### ENTRIES PROVIDED
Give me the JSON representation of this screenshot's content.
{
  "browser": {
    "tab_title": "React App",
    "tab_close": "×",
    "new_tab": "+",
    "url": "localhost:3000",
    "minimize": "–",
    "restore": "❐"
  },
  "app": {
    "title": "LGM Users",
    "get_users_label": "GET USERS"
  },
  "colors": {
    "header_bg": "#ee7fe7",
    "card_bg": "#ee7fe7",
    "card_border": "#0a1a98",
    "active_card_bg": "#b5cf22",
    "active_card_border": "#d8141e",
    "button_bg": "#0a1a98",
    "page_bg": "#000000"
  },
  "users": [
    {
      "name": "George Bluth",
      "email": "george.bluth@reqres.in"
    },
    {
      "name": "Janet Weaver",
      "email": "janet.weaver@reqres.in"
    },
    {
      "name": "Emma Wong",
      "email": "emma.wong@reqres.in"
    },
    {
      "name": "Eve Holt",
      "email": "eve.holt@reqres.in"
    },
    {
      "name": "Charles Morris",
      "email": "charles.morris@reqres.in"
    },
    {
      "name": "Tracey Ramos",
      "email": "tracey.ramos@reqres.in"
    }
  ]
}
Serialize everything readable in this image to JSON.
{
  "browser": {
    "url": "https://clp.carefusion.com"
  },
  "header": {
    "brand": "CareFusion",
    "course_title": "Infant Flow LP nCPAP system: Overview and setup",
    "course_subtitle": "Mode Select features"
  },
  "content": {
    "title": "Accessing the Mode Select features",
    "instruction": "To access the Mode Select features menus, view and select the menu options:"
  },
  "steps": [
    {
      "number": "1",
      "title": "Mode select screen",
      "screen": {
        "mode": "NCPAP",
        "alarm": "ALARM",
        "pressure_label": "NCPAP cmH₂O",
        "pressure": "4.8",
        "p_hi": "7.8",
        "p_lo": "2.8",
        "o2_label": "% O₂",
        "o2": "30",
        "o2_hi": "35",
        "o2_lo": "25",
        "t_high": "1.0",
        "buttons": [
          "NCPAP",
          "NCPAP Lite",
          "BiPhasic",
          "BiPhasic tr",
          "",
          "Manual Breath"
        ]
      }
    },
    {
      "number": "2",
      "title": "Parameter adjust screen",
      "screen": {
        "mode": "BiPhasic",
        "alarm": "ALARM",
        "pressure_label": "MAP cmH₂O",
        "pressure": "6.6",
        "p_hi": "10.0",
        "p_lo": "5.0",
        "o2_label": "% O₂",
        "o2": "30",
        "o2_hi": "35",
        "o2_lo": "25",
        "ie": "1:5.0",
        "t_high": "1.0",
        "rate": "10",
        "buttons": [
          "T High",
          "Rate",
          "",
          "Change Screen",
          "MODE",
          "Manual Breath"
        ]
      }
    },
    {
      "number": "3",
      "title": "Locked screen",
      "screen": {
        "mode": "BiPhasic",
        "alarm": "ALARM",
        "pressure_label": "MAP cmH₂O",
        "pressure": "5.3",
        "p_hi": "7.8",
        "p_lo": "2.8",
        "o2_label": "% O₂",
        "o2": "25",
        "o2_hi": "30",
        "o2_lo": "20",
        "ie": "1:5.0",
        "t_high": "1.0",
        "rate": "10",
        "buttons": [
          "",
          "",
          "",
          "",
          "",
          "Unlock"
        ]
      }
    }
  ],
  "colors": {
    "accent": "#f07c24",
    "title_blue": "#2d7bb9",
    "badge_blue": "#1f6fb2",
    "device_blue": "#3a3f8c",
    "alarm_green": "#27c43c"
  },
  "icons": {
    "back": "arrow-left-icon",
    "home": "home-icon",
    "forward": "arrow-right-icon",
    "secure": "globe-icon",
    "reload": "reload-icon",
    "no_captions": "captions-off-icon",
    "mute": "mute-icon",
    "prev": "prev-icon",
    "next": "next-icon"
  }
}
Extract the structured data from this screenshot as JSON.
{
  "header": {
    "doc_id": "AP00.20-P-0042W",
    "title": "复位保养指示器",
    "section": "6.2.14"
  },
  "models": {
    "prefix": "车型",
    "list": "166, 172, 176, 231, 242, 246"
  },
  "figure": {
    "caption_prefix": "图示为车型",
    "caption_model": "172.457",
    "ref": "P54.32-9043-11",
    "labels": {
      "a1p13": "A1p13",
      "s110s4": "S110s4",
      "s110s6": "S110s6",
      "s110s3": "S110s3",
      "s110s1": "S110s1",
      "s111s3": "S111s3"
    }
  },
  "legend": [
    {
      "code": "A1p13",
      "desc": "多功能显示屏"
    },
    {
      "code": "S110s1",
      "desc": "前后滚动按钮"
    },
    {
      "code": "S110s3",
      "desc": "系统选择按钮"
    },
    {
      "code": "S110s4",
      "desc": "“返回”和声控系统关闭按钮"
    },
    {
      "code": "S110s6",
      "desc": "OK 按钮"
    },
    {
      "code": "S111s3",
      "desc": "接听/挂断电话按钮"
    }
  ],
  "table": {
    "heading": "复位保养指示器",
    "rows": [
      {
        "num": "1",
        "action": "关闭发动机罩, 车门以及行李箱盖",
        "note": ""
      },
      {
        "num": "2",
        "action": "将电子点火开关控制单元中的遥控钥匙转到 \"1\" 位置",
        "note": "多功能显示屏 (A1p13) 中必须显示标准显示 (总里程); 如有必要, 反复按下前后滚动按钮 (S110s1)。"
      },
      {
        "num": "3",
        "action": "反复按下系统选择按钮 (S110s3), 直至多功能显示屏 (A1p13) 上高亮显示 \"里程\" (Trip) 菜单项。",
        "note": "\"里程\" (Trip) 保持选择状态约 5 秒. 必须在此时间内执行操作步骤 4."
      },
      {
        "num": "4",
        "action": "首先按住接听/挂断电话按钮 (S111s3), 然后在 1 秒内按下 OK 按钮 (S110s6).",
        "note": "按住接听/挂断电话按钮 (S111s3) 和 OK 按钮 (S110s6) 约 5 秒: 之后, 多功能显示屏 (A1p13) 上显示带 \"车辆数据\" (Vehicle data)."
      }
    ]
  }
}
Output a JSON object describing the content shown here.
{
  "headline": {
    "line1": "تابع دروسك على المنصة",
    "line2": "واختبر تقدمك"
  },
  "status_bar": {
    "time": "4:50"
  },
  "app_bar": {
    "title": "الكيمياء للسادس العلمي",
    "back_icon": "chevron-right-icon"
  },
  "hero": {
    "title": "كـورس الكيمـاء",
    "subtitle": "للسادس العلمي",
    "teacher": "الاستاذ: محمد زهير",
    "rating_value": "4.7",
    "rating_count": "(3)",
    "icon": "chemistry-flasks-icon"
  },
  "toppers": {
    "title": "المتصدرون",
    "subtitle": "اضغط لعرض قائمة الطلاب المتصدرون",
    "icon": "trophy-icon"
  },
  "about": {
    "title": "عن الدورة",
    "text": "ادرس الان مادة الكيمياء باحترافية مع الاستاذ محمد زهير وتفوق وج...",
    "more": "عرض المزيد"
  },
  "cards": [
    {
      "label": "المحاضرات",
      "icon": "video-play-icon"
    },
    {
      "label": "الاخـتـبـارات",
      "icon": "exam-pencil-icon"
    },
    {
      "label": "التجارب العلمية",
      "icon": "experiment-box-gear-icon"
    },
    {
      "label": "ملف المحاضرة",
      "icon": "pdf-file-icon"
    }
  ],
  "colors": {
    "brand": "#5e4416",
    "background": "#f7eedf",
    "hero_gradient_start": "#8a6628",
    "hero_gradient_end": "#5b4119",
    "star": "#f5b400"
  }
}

### YOUR GOAL
Gather and copy every line of the data in which the string "this" is found.

### WRITTEN ANSWER
Give me the JSON representation of this screenshot's content.
Serialize everything readable in this image to JSON.
Extract the structured data from this screenshot as JSON.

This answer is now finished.